** Begin Material provided **

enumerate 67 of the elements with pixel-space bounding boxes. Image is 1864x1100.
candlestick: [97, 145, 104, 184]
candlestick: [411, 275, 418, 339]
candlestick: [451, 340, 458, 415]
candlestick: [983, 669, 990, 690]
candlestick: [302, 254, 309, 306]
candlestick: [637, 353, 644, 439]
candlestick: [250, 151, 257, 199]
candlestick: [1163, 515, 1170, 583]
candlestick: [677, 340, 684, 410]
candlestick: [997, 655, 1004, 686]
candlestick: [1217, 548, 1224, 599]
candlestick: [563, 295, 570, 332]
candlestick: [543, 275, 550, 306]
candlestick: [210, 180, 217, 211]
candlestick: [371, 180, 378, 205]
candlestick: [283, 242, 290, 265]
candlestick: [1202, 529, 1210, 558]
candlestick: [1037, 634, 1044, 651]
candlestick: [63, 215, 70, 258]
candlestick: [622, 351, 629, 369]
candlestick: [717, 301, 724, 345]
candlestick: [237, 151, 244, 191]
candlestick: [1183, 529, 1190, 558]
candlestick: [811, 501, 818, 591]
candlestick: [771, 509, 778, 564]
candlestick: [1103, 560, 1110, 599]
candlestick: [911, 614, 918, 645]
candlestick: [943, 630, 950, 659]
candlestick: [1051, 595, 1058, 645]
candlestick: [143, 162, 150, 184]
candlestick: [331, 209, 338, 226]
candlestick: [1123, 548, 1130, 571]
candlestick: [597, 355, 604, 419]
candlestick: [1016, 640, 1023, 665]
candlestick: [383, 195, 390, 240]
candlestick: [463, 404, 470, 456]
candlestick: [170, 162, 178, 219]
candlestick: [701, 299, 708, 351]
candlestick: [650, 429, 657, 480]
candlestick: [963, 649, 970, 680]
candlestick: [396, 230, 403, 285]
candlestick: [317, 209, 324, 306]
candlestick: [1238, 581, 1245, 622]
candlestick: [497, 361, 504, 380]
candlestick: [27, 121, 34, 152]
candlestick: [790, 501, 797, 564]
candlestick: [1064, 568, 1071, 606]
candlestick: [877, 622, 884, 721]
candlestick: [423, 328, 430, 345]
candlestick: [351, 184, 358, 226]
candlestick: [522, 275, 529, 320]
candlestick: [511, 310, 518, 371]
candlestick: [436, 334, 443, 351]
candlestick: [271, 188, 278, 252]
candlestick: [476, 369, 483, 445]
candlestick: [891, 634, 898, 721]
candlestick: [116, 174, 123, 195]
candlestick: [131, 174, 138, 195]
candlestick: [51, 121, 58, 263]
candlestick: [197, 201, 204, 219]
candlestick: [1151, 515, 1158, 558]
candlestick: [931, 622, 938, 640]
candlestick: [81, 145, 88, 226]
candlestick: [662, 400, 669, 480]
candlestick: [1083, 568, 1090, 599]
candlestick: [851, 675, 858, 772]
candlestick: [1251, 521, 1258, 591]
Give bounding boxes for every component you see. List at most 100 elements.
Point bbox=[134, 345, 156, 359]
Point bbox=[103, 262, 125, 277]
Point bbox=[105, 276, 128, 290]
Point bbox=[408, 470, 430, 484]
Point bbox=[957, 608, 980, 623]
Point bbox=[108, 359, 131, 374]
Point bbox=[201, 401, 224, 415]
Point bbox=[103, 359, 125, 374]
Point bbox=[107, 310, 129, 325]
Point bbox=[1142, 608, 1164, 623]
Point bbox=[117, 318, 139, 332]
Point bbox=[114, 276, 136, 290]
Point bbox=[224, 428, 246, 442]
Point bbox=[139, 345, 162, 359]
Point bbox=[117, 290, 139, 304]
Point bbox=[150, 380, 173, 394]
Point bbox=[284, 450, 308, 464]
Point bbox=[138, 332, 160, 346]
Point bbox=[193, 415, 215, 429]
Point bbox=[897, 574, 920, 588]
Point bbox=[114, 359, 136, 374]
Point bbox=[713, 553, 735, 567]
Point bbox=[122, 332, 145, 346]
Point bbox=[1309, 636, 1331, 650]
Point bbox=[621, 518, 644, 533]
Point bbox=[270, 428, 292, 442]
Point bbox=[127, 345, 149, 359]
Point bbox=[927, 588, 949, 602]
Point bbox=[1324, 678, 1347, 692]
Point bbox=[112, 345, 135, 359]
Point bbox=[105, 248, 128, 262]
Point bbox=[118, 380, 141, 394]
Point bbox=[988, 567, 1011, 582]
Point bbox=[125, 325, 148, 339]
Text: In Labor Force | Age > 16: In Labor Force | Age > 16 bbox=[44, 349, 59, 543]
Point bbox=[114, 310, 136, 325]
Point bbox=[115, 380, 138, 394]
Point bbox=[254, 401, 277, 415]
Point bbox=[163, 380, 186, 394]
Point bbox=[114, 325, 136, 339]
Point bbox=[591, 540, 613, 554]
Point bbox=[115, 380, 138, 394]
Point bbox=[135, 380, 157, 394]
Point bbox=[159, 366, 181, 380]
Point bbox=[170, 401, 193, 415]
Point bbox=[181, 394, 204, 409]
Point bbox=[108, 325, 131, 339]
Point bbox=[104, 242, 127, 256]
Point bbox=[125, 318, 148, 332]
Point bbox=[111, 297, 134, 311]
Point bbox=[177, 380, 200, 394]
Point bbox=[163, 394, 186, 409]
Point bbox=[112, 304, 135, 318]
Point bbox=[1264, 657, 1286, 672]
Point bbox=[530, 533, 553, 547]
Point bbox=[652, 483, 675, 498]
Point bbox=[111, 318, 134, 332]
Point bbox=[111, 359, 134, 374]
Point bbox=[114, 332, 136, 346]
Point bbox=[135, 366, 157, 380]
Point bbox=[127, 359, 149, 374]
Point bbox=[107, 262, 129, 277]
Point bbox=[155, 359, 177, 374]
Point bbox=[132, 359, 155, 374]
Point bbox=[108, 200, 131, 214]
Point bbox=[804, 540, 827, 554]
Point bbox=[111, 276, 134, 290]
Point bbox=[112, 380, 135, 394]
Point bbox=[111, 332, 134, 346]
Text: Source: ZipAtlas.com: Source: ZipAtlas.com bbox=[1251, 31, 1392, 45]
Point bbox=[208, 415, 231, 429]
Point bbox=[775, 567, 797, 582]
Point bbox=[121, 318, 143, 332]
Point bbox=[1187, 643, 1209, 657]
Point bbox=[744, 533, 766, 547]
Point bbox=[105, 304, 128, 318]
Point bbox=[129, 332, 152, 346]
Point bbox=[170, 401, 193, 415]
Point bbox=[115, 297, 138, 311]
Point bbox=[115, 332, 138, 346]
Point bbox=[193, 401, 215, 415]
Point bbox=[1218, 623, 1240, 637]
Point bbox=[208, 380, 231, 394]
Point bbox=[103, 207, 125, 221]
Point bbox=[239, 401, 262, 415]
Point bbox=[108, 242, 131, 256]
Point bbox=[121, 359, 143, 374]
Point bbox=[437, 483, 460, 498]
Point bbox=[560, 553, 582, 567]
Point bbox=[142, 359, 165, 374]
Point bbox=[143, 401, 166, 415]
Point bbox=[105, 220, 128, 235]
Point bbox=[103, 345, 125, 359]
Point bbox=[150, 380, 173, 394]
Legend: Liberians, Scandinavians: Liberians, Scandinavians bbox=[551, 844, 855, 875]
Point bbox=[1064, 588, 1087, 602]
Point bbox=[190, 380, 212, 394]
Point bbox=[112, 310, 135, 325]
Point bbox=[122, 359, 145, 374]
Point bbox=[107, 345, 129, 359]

** End Material provided **

**Exercise requirements**: Reproduce the lines above verbatim.

**Task answer**:
enumerate 67 of the elements with pixel-space bounding boxes. Image is 1864x1100.
candlestick: [97, 145, 104, 184]
candlestick: [411, 275, 418, 339]
candlestick: [451, 340, 458, 415]
candlestick: [983, 669, 990, 690]
candlestick: [302, 254, 309, 306]
candlestick: [637, 353, 644, 439]
candlestick: [250, 151, 257, 199]
candlestick: [1163, 515, 1170, 583]
candlestick: [677, 340, 684, 410]
candlestick: [997, 655, 1004, 686]
candlestick: [1217, 548, 1224, 599]
candlestick: [563, 295, 570, 332]
candlestick: [543, 275, 550, 306]
candlestick: [210, 180, 217, 211]
candlestick: [371, 180, 378, 205]
candlestick: [283, 242, 290, 265]
candlestick: [1202, 529, 1210, 558]
candlestick: [1037, 634, 1044, 651]
candlestick: [63, 215, 70, 258]
candlestick: [622, 351, 629, 369]
candlestick: [717, 301, 724, 345]
candlestick: [237, 151, 244, 191]
candlestick: [1183, 529, 1190, 558]
candlestick: [811, 501, 818, 591]
candlestick: [771, 509, 778, 564]
candlestick: [1103, 560, 1110, 599]
candlestick: [911, 614, 918, 645]
candlestick: [943, 630, 950, 659]
candlestick: [1051, 595, 1058, 645]
candlestick: [143, 162, 150, 184]
candlestick: [331, 209, 338, 226]
candlestick: [1123, 548, 1130, 571]
candlestick: [597, 355, 604, 419]
candlestick: [1016, 640, 1023, 665]
candlestick: [383, 195, 390, 240]
candlestick: [463, 404, 470, 456]
candlestick: [170, 162, 178, 219]
candlestick: [701, 299, 708, 351]
candlestick: [650, 429, 657, 480]
candlestick: [963, 649, 970, 680]
candlestick: [396, 230, 403, 285]
candlestick: [317, 209, 324, 306]
candlestick: [1238, 581, 1245, 622]
candlestick: [497, 361, 504, 380]
candlestick: [27, 121, 34, 152]
candlestick: [790, 501, 797, 564]
candlestick: [1064, 568, 1071, 606]
candlestick: [877, 622, 884, 721]
candlestick: [423, 328, 430, 345]
candlestick: [351, 184, 358, 226]
candlestick: [522, 275, 529, 320]
candlestick: [511, 310, 518, 371]
candlestick: [436, 334, 443, 351]
candlestick: [271, 188, 278, 252]
candlestick: [476, 369, 483, 445]
candlestick: [891, 634, 898, 721]
candlestick: [116, 174, 123, 195]
candlestick: [131, 174, 138, 195]
candlestick: [51, 121, 58, 263]
candlestick: [197, 201, 204, 219]
candlestick: [1151, 515, 1158, 558]
candlestick: [931, 622, 938, 640]
candlestick: [81, 145, 88, 226]
candlestick: [662, 400, 669, 480]
candlestick: [1083, 568, 1090, 599]
candlestick: [851, 675, 858, 772]
candlestick: [1251, 521, 1258, 591]
Give bounding boxes for every component you see. List at most 100 elements.
Point bbox=[134, 345, 156, 359]
Point bbox=[103, 262, 125, 277]
Point bbox=[105, 276, 128, 290]
Point bbox=[408, 470, 430, 484]
Point bbox=[957, 608, 980, 623]
Point bbox=[108, 359, 131, 374]
Point bbox=[201, 401, 224, 415]
Point bbox=[103, 359, 125, 374]
Point bbox=[107, 310, 129, 325]
Point bbox=[1142, 608, 1164, 623]
Point bbox=[117, 318, 139, 332]
Point bbox=[114, 276, 136, 290]
Point bbox=[224, 428, 246, 442]
Point bbox=[139, 345, 162, 359]
Point bbox=[117, 290, 139, 304]
Point bbox=[150, 380, 173, 394]
Point bbox=[284, 450, 308, 464]
Point bbox=[138, 332, 160, 346]
Point bbox=[193, 415, 215, 429]
Point bbox=[897, 574, 920, 588]
Point bbox=[114, 359, 136, 374]
Point bbox=[713, 553, 735, 567]
Point bbox=[122, 332, 145, 346]
Point bbox=[1309, 636, 1331, 650]
Point bbox=[621, 518, 644, 533]
Point bbox=[270, 428, 292, 442]
Point bbox=[127, 345, 149, 359]
Point bbox=[927, 588, 949, 602]
Point bbox=[1324, 678, 1347, 692]
Point bbox=[112, 345, 135, 359]
Point bbox=[105, 248, 128, 262]
Point bbox=[118, 380, 141, 394]
Point bbox=[988, 567, 1011, 582]
Point bbox=[125, 325, 148, 339]
Text: In Labor Force | Age > 16: In Labor Force | Age > 16 bbox=[44, 349, 59, 543]
Point bbox=[114, 310, 136, 325]
Point bbox=[115, 380, 138, 394]
Point bbox=[254, 401, 277, 415]
Point bbox=[163, 380, 186, 394]
Point bbox=[114, 325, 136, 339]
Point bbox=[591, 540, 613, 554]
Point bbox=[115, 380, 138, 394]
Point bbox=[135, 380, 157, 394]
Point bbox=[159, 366, 181, 380]
Point bbox=[170, 401, 193, 415]
Point bbox=[181, 394, 204, 409]
Point bbox=[108, 325, 131, 339]
Point bbox=[104, 242, 127, 256]
Point bbox=[125, 318, 148, 332]
Point bbox=[111, 297, 134, 311]
Point bbox=[177, 380, 200, 394]
Point bbox=[163, 394, 186, 409]
Point bbox=[112, 304, 135, 318]
Point bbox=[1264, 657, 1286, 672]
Point bbox=[530, 533, 553, 547]
Point bbox=[652, 483, 675, 498]
Point bbox=[111, 318, 134, 332]
Point bbox=[111, 359, 134, 374]
Point bbox=[114, 332, 136, 346]
Point bbox=[135, 366, 157, 380]
Point bbox=[127, 359, 149, 374]
Point bbox=[107, 262, 129, 277]
Point bbox=[155, 359, 177, 374]
Point bbox=[132, 359, 155, 374]
Point bbox=[108, 200, 131, 214]
Point bbox=[804, 540, 827, 554]
Point bbox=[111, 276, 134, 290]
Point bbox=[112, 380, 135, 394]
Point bbox=[111, 332, 134, 346]
Text: Source: ZipAtlas.com: Source: ZipAtlas.com bbox=[1251, 31, 1392, 45]
Point bbox=[208, 415, 231, 429]
Point bbox=[775, 567, 797, 582]
Point bbox=[121, 318, 143, 332]
Point bbox=[1187, 643, 1209, 657]
Point bbox=[744, 533, 766, 547]
Point bbox=[105, 304, 128, 318]
Point bbox=[129, 332, 152, 346]
Point bbox=[170, 401, 193, 415]
Point bbox=[115, 297, 138, 311]
Point bbox=[115, 332, 138, 346]
Point bbox=[193, 401, 215, 415]
Point bbox=[1218, 623, 1240, 637]
Point bbox=[208, 380, 231, 394]
Point bbox=[103, 207, 125, 221]
Point bbox=[239, 401, 262, 415]
Point bbox=[108, 242, 131, 256]
Point bbox=[121, 359, 143, 374]
Point bbox=[437, 483, 460, 498]
Point bbox=[560, 553, 582, 567]
Point bbox=[142, 359, 165, 374]
Point bbox=[143, 401, 166, 415]
Point bbox=[105, 220, 128, 235]
Point bbox=[103, 345, 125, 359]
Point bbox=[150, 380, 173, 394]
Legend: Liberians, Scandinavians: Liberians, Scandinavians bbox=[551, 844, 855, 875]
Point bbox=[1064, 588, 1087, 602]
Point bbox=[190, 380, 212, 394]
Point bbox=[112, 310, 135, 325]
Point bbox=[122, 359, 145, 374]
Point bbox=[107, 345, 129, 359]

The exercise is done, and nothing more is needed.